----- Given records -----
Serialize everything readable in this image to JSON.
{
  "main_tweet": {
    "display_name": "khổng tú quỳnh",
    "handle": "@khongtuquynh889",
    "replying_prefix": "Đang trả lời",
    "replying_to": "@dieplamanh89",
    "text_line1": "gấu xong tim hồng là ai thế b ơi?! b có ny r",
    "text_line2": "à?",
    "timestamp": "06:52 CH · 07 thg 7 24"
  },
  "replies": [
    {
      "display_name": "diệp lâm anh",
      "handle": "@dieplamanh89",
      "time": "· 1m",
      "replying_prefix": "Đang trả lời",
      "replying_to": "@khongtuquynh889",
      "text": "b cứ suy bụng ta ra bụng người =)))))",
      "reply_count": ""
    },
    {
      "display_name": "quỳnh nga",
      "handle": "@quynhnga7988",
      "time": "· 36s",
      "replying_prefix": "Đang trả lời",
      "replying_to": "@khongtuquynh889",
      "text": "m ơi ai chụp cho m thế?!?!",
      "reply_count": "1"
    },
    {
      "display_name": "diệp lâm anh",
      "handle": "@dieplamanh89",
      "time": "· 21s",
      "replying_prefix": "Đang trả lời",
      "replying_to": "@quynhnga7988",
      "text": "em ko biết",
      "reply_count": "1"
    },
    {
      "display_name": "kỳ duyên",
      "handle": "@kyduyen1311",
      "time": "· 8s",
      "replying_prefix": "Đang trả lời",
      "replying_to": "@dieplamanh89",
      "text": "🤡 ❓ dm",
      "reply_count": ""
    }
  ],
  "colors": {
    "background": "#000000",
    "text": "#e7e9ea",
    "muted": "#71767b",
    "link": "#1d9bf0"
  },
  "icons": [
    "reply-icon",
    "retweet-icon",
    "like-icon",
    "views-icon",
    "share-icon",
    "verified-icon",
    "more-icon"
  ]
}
-----
→ **Task**: Check each line above for the string "quỳnh" and report how many lines have it, giving only the number.

→ **In response**: 2